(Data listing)

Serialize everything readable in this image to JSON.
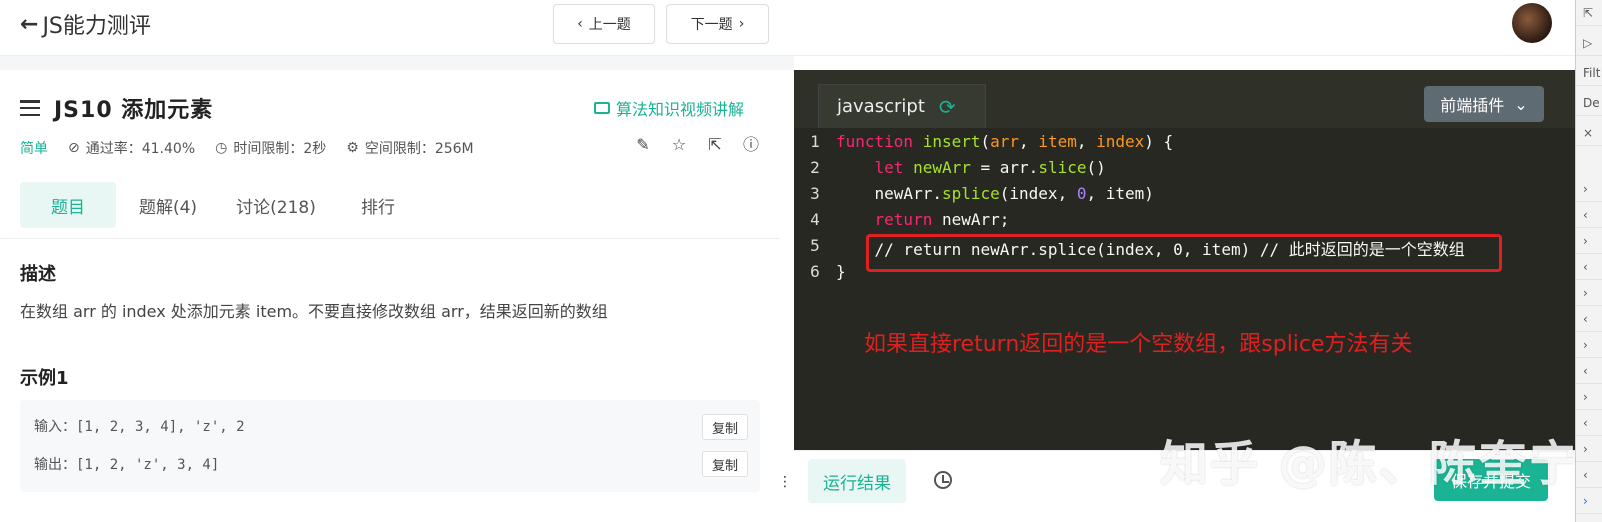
{
  "header": {
    "back_label": "JS能力测评",
    "prev_label": "上一题",
    "next_label": "下一题"
  },
  "problem": {
    "title": "JS10  添加元素",
    "video_link": "算法知识视频讲解",
    "difficulty": "简单",
    "pass_rate": "通过率：41.40%",
    "time_limit": "时间限制：2秒",
    "space_limit": "空间限制：256M",
    "tabs": [
      "题目",
      "题解(4)",
      "讨论(218)",
      "排行"
    ],
    "desc_heading": "描述",
    "description": "在数组 arr 的 index 处添加元素 item。不要直接修改数组 arr，结果返回新的数组",
    "example_heading": "示例1",
    "example": {
      "input_label": "输入：",
      "input_value": "[1, 2, 3, 4], 'z', 2",
      "output_label": "输出：",
      "output_value": "[1, 2, 'z', 3, 4]",
      "copy_label": "复制"
    }
  },
  "editor": {
    "language": "javascript",
    "plugin_label": "前端插件",
    "annotation": "如果直接return返回的是一个空数组，跟splice方法有关",
    "code_lines": [
      "function insert(arr, item, index) {",
      "    let newArr = arr.slice()",
      "    newArr.splice(index, 0, item)",
      "    return newArr;",
      "    // return newArr.splice(index, 0, item) // 此时返回的是一个空数组",
      "}"
    ],
    "line_numbers": [
      "1",
      "2",
      "3",
      "4",
      "5",
      "6"
    ]
  },
  "bottom": {
    "run_result_label": "运行结果",
    "save_submit_label": "保存并提交",
    "watermark": "知乎 @陈、陈奎宁"
  },
  "devtools": {
    "rows": [
      "Filt",
      "De"
    ]
  },
  "colors": {
    "accent": "#1ab394",
    "editor_bg": "#272822",
    "annotation_red": "#e02020"
  }
}
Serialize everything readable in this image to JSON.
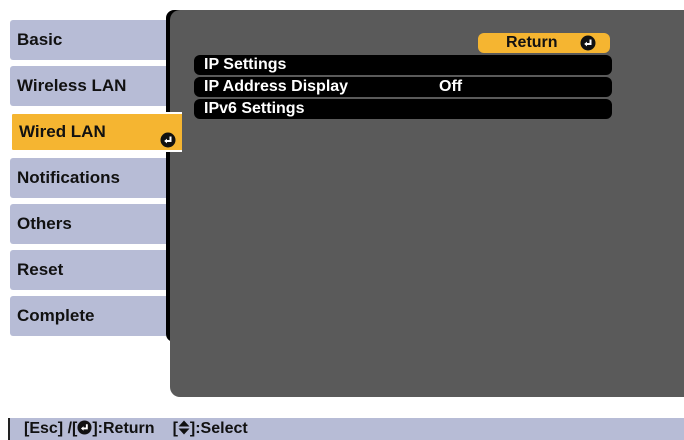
{
  "sidebar": {
    "items": [
      {
        "label": "Basic"
      },
      {
        "label": "Wireless LAN"
      },
      {
        "label": "Wired LAN",
        "active": true
      },
      {
        "label": "Notifications"
      },
      {
        "label": "Others"
      },
      {
        "label": "Reset"
      },
      {
        "label": "Complete"
      }
    ]
  },
  "main": {
    "return_label": "Return",
    "rows": [
      {
        "label": "IP Settings",
        "value": ""
      },
      {
        "label": "IP Address Display",
        "value": "Off"
      },
      {
        "label": "IPv6 Settings",
        "value": ""
      }
    ]
  },
  "status_bar": {
    "esc_prefix": "[Esc] /[",
    "return_suffix": "]:Return",
    "select_prefix": "[",
    "select_suffix": "]:Select"
  },
  "colors": {
    "tab_bg": "#b7bcd6",
    "active_accent": "#f5b531",
    "panel_bg": "#5a5a5a",
    "row_bg": "#000000"
  },
  "icons": {
    "enter": "enter-icon",
    "updown": "up-down-arrow-icon"
  }
}
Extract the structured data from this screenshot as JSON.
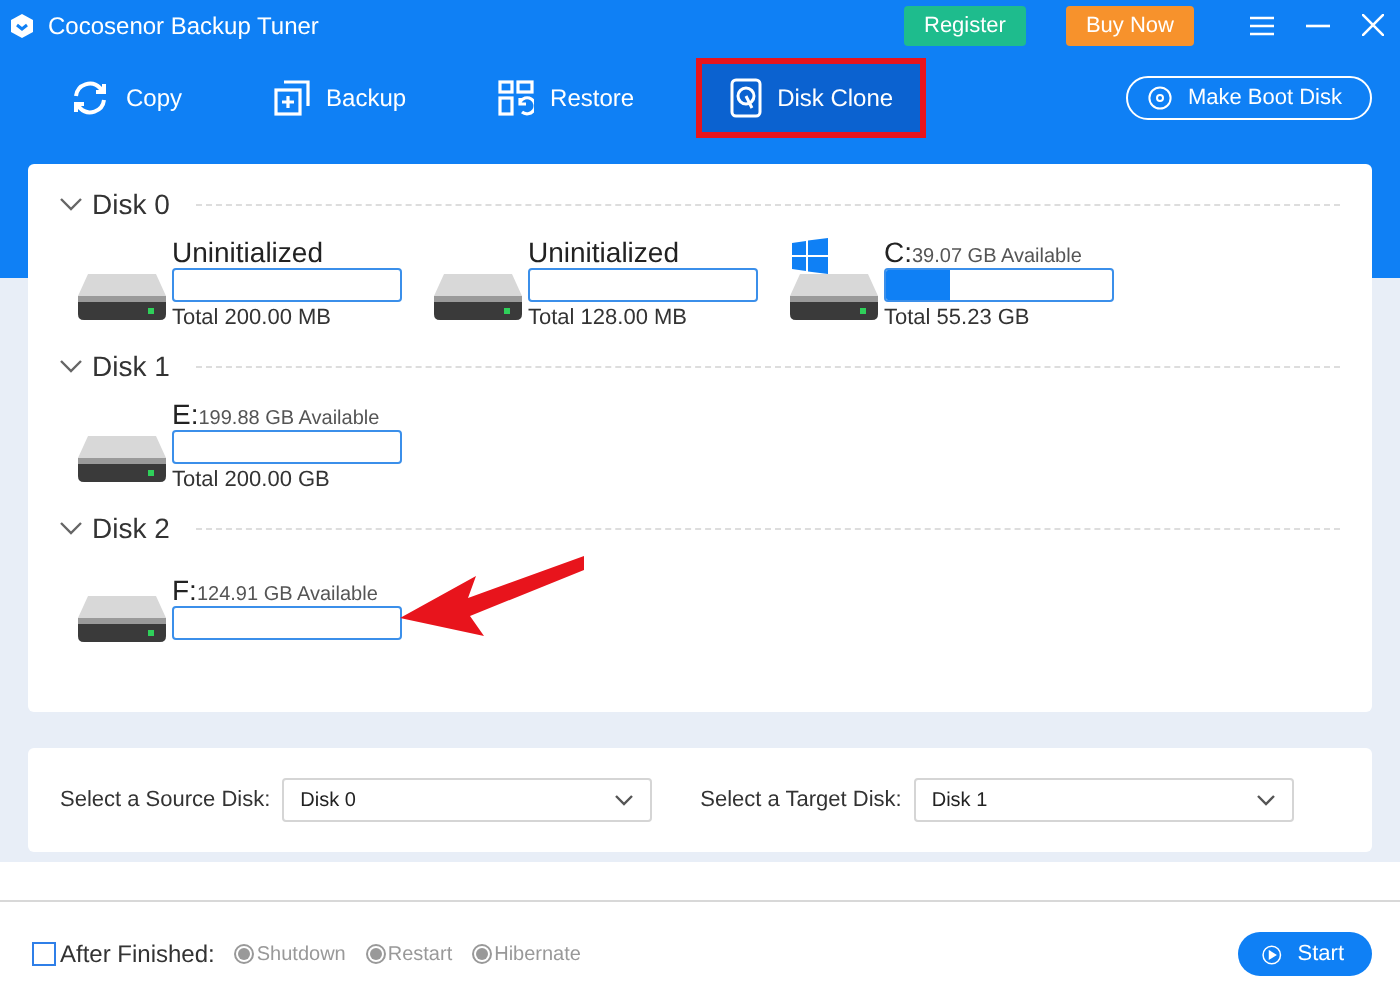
{
  "window": {
    "title": "Cocosenor Backup Tuner"
  },
  "title_buttons": [
    "Register",
    "Buy Now"
  ],
  "tabs": [
    {
      "label": "Copy",
      "kind": "copy",
      "selected": false,
      "highlighted": false
    },
    {
      "label": "Backup",
      "kind": "backup",
      "selected": false,
      "highlighted": false
    },
    {
      "label": "Restore",
      "kind": "restore",
      "selected": false,
      "highlighted": false
    },
    {
      "label": "Disk Clone",
      "kind": "clone",
      "selected": true,
      "highlighted": true
    }
  ],
  "boot_button": "Make Boot Disk",
  "disks": [
    {
      "name": "Disk 0",
      "expanded": true,
      "partitions": [
        {
          "label": "Uninitialized",
          "level": 0,
          "total": "Total 200.00 MB",
          "system": false
        },
        {
          "label": "Uninitialized",
          "level": 0,
          "total": "Total 128.00 MB",
          "system": false
        },
        {
          "label": "C:",
          "available": "39.07 GB Available",
          "level": 0.28,
          "total": "Total 55.23 GB",
          "system": true
        }
      ]
    },
    {
      "name": "Disk 1",
      "expanded": true,
      "partitions": [
        {
          "label": "E:",
          "available": "199.88 GB Available",
          "level": 0,
          "total": "Total 200.00 GB",
          "system": false
        }
      ]
    },
    {
      "name": "Disk 2",
      "expanded": true,
      "partitions": [
        {
          "label": "F:",
          "available": "124.91 GB Available",
          "level": 0,
          "system": false
        }
      ]
    }
  ],
  "source": {
    "label": "Select a Source Disk:",
    "value": "Disk 0"
  },
  "target": {
    "label": "Select a Target Disk:",
    "value": "Disk 1"
  },
  "after_finished": {
    "label": "After Finished:",
    "checked": false,
    "options": [
      {
        "label": "Shutdown",
        "disabled": true
      },
      {
        "label": "Restart",
        "disabled": true
      },
      {
        "label": "Hibernate",
        "disabled": true
      }
    ]
  },
  "start_button": "Start"
}
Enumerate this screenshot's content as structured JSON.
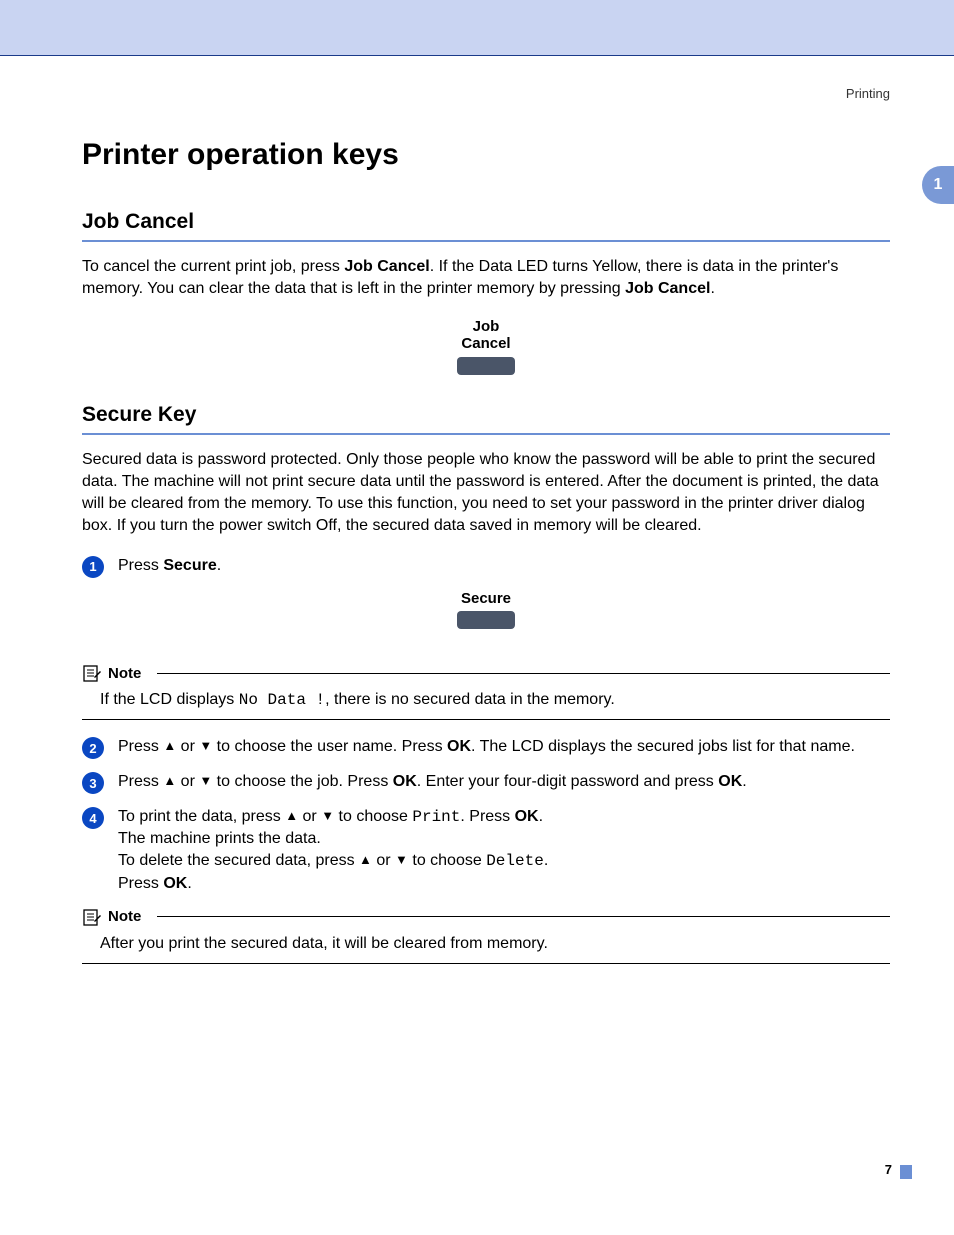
{
  "header": {
    "section": "Printing"
  },
  "sideTab": "1",
  "title": "Printer operation keys",
  "jobCancel": {
    "heading": "Job Cancel",
    "p1a": "To cancel the current print job, press ",
    "p1b": "Job Cancel",
    "p1c": ". If the Data LED turns Yellow, there is data in the printer's memory. You can clear the data that is left in the printer memory by pressing ",
    "p1d": "Job Cancel",
    "p1e": ".",
    "keyLabel1": "Job",
    "keyLabel2": "Cancel"
  },
  "secureKey": {
    "heading": "Secure Key",
    "intro": "Secured data is password protected. Only those people who know the password will be able to print the secured data. The machine will not print secure data until the password is entered. After the document is printed, the data will be cleared from the memory. To use this function, you need to set your password in the printer driver dialog box. If you turn the power switch Off, the secured data saved in memory will be cleared.",
    "step1a": "Press ",
    "step1b": "Secure",
    "step1c": ".",
    "keyLabel": "Secure",
    "note1Title": "Note",
    "note1a": "If the LCD displays ",
    "note1b": "No Data !",
    "note1c": ", there is no secured data in the memory.",
    "step2a": "Press ",
    "step2b": " or ",
    "step2c": " to choose the user name. Press ",
    "step2d": "OK",
    "step2e": ". The LCD displays the secured jobs list for that name.",
    "step3a": "Press ",
    "step3b": " or ",
    "step3c": " to choose the job. Press ",
    "step3d": "OK",
    "step3e": ". Enter your four-digit password and press ",
    "step3f": "OK",
    "step3g": ".",
    "step4a": "To print the data, press ",
    "step4b": " or ",
    "step4c": " to choose ",
    "step4d": "Print",
    "step4e": ". Press ",
    "step4f": "OK",
    "step4g": ".",
    "step4h": "The machine prints the data.",
    "step4i": "To delete the secured data, press ",
    "step4j": " or ",
    "step4k": " to choose ",
    "step4l": "Delete",
    "step4m": ".",
    "step4n": "Press ",
    "step4o": "OK",
    "step4p": ".",
    "note2Title": "Note",
    "note2": "After you print the secured data, it will be cleared from memory."
  },
  "arrows": {
    "up": "▲",
    "down": "▼"
  },
  "pageNumber": "7"
}
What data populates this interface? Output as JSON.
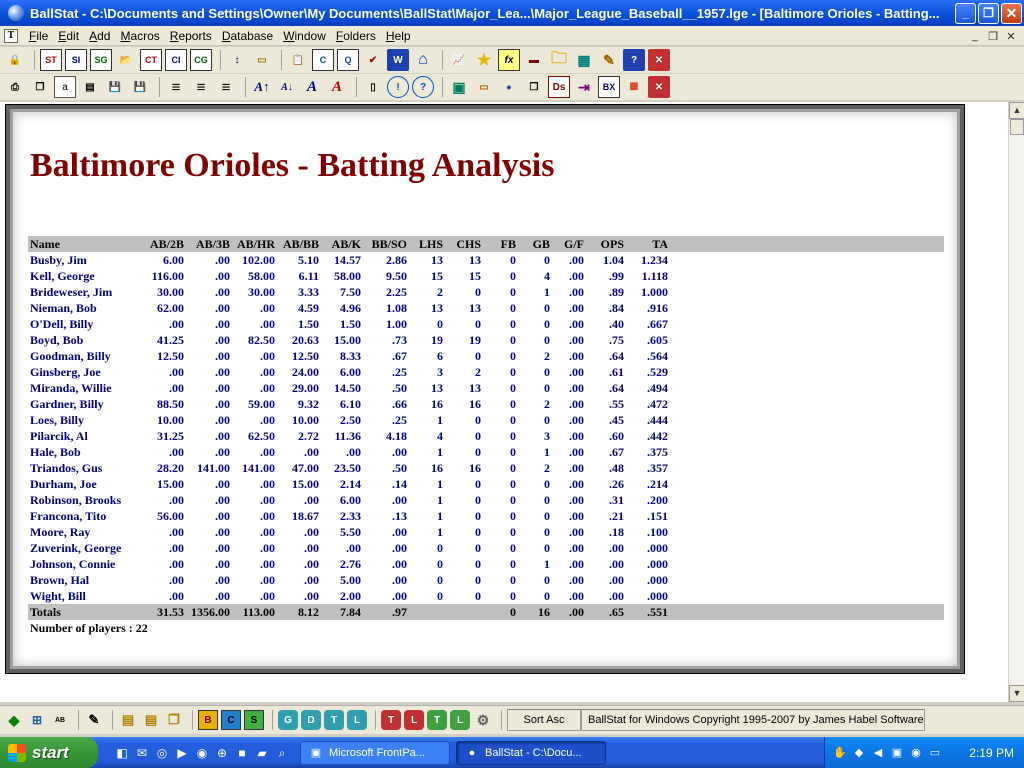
{
  "window": {
    "title": "BallStat -  C:\\Documents and Settings\\Owner\\My Documents\\BallStat\\Major_Lea...\\Major_League_Baseball__1957.lge  - [Baltimore Orioles - Batting...",
    "minimize_label": "_",
    "maximize_label": "❐",
    "close_label": "✕"
  },
  "menubar": {
    "mdi_icon": "T",
    "items": [
      {
        "mn": "F",
        "rest": "ile"
      },
      {
        "mn": "E",
        "rest": "dit"
      },
      {
        "mn": "A",
        "rest": "dd"
      },
      {
        "mn": "M",
        "rest": "acros"
      },
      {
        "mn": "R",
        "rest": "eports"
      },
      {
        "mn": "D",
        "rest": "atabase"
      },
      {
        "mn": "W",
        "rest": "indow"
      },
      {
        "mn": "F",
        "rest": "olders"
      },
      {
        "mn": "H",
        "rest": "elp"
      }
    ],
    "mdi_controls": [
      "_",
      "❐",
      "✕"
    ]
  },
  "toolbar1": {
    "open": "🔒",
    "st": "ST",
    "si": "SI",
    "sg": "SG",
    "folder": "📂",
    "ct": "CT",
    "ci": "CI",
    "cg": "CG",
    "sort": "↕",
    "ruler": "▭",
    "report": "📋",
    "c": "C",
    "q": "Q",
    "check": "✔",
    "w": "W",
    "home": "⌂",
    "chart": "📈",
    "star": "★",
    "fx": "fx",
    "fold2": "🗀",
    "grid": "▦",
    "pen": "✎",
    "help": "?",
    "close": "✕"
  },
  "toolbar2": {
    "print": "⎙",
    "copy": "❐",
    "doc": "a",
    "doc2": "▤",
    "save": "💾",
    "save2": "💾",
    "align_left": "≡",
    "align_center": "≡",
    "align_right": "≡",
    "font_up": "A↑",
    "font_down": "A↓",
    "font_a": "A",
    "font_red": "A",
    "page": "▯",
    "info": "!",
    "query": "?",
    "img": "▣",
    "dash": "▭",
    "dot": "●",
    "copy2": "❐",
    "ds": "Ds",
    "export": "⇥",
    "bx": "BX",
    "red": "■",
    "close": "✕"
  },
  "report": {
    "title": "Baltimore Orioles - Batting Analysis",
    "player_count_label": "Number of players : 22"
  },
  "table": {
    "columns": [
      "Name",
      "AB/2B",
      "AB/3B",
      "AB/HR",
      "AB/BB",
      "AB/K",
      "BB/SO",
      "LHS",
      "CHS",
      "FB",
      "GB",
      "G/F",
      "OPS",
      "TA"
    ],
    "rows": [
      [
        "Busby, Jim",
        "6.00",
        ".00",
        "102.00",
        "5.10",
        "14.57",
        "2.86",
        "13",
        "13",
        "0",
        "0",
        ".00",
        "1.04",
        "1.234"
      ],
      [
        "Kell, George",
        "116.00",
        ".00",
        "58.00",
        "6.11",
        "58.00",
        "9.50",
        "15",
        "15",
        "0",
        "4",
        ".00",
        ".99",
        "1.118"
      ],
      [
        "Brideweser, Jim",
        "30.00",
        ".00",
        "30.00",
        "3.33",
        "7.50",
        "2.25",
        "2",
        "0",
        "0",
        "1",
        ".00",
        ".89",
        "1.000"
      ],
      [
        "Nieman, Bob",
        "62.00",
        ".00",
        ".00",
        "4.59",
        "4.96",
        "1.08",
        "13",
        "13",
        "0",
        "0",
        ".00",
        ".84",
        ".916"
      ],
      [
        "O'Dell, Billy",
        ".00",
        ".00",
        ".00",
        "1.50",
        "1.50",
        "1.00",
        "0",
        "0",
        "0",
        "0",
        ".00",
        ".40",
        ".667"
      ],
      [
        "Boyd, Bob",
        "41.25",
        ".00",
        "82.50",
        "20.63",
        "15.00",
        ".73",
        "19",
        "19",
        "0",
        "0",
        ".00",
        ".75",
        ".605"
      ],
      [
        "Goodman, Billy",
        "12.50",
        ".00",
        ".00",
        "12.50",
        "8.33",
        ".67",
        "6",
        "0",
        "0",
        "2",
        ".00",
        ".64",
        ".564"
      ],
      [
        "Ginsberg, Joe",
        ".00",
        ".00",
        ".00",
        "24.00",
        "6.00",
        ".25",
        "3",
        "2",
        "0",
        "0",
        ".00",
        ".61",
        ".529"
      ],
      [
        "Miranda, Willie",
        ".00",
        ".00",
        ".00",
        "29.00",
        "14.50",
        ".50",
        "13",
        "13",
        "0",
        "0",
        ".00",
        ".64",
        ".494"
      ],
      [
        "Gardner, Billy",
        "88.50",
        ".00",
        "59.00",
        "9.32",
        "6.10",
        ".66",
        "16",
        "16",
        "0",
        "2",
        ".00",
        ".55",
        ".472"
      ],
      [
        "Loes, Billy",
        "10.00",
        ".00",
        ".00",
        "10.00",
        "2.50",
        ".25",
        "1",
        "0",
        "0",
        "0",
        ".00",
        ".45",
        ".444"
      ],
      [
        "Pilarcik, Al",
        "31.25",
        ".00",
        "62.50",
        "2.72",
        "11.36",
        "4.18",
        "4",
        "0",
        "0",
        "3",
        ".00",
        ".60",
        ".442"
      ],
      [
        "Hale, Bob",
        ".00",
        ".00",
        ".00",
        ".00",
        ".00",
        ".00",
        "1",
        "0",
        "0",
        "1",
        ".00",
        ".67",
        ".375"
      ],
      [
        "Triandos, Gus",
        "28.20",
        "141.00",
        "141.00",
        "47.00",
        "23.50",
        ".50",
        "16",
        "16",
        "0",
        "2",
        ".00",
        ".48",
        ".357"
      ],
      [
        "Durham, Joe",
        "15.00",
        ".00",
        ".00",
        "15.00",
        "2.14",
        ".14",
        "1",
        "0",
        "0",
        "0",
        ".00",
        ".26",
        ".214"
      ],
      [
        "Robinson, Brooks",
        ".00",
        ".00",
        ".00",
        ".00",
        "6.00",
        ".00",
        "1",
        "0",
        "0",
        "0",
        ".00",
        ".31",
        ".200"
      ],
      [
        "Francona, Tito",
        "56.00",
        ".00",
        ".00",
        "18.67",
        "2.33",
        ".13",
        "1",
        "0",
        "0",
        "0",
        ".00",
        ".21",
        ".151"
      ],
      [
        "Moore, Ray",
        ".00",
        ".00",
        ".00",
        ".00",
        "5.50",
        ".00",
        "1",
        "0",
        "0",
        "0",
        ".00",
        ".18",
        ".100"
      ],
      [
        "Zuverink, George",
        ".00",
        ".00",
        ".00",
        ".00",
        ".00",
        ".00",
        "0",
        "0",
        "0",
        "0",
        ".00",
        ".00",
        ".000"
      ],
      [
        "Johnson, Connie",
        ".00",
        ".00",
        ".00",
        ".00",
        "2.76",
        ".00",
        "0",
        "0",
        "0",
        "1",
        ".00",
        ".00",
        ".000"
      ],
      [
        "Brown, Hal",
        ".00",
        ".00",
        ".00",
        ".00",
        "5.00",
        ".00",
        "0",
        "0",
        "0",
        "0",
        ".00",
        ".00",
        ".000"
      ],
      [
        "Wight, Bill",
        ".00",
        ".00",
        ".00",
        ".00",
        "2.00",
        ".00",
        "0",
        "0",
        "0",
        "0",
        ".00",
        ".00",
        ".000"
      ]
    ],
    "totals": [
      "Totals",
      "31.53",
      "1356.00",
      "113.00",
      "8.12",
      "7.84",
      ".97",
      "",
      "",
      "0",
      "16",
      ".00",
      ".65",
      ".551"
    ]
  },
  "bottombar": {
    "b": "B",
    "c": "C",
    "s": "S",
    "g": "G",
    "d": "D",
    "t": "T",
    "l": "L",
    "t2": "T",
    "l2": "L",
    "t3": "T",
    "l3": "L",
    "sort_label": "Sort Asc",
    "status_text": "BallStat for Windows  Copyright 1995-2007 by James Habel Software"
  },
  "taskbar": {
    "start_label": "start",
    "tasks": [
      {
        "label": "Microsoft FrontPa...",
        "icon": "▣"
      },
      {
        "label": "BallStat - C:\\Docu...",
        "icon": "●"
      }
    ],
    "clock": "2:19 PM"
  },
  "colors": {
    "title_red": "#800000",
    "data_blue": "#000080",
    "header_gray": "#c0c0c0"
  }
}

(Aim)
Filter the listing for the word "Available" and copy every line that holds it.

(Output)
          "available": "39.07 GB Available",
          "available": "199.88 GB Available",
          "available": "124.91 GB Available",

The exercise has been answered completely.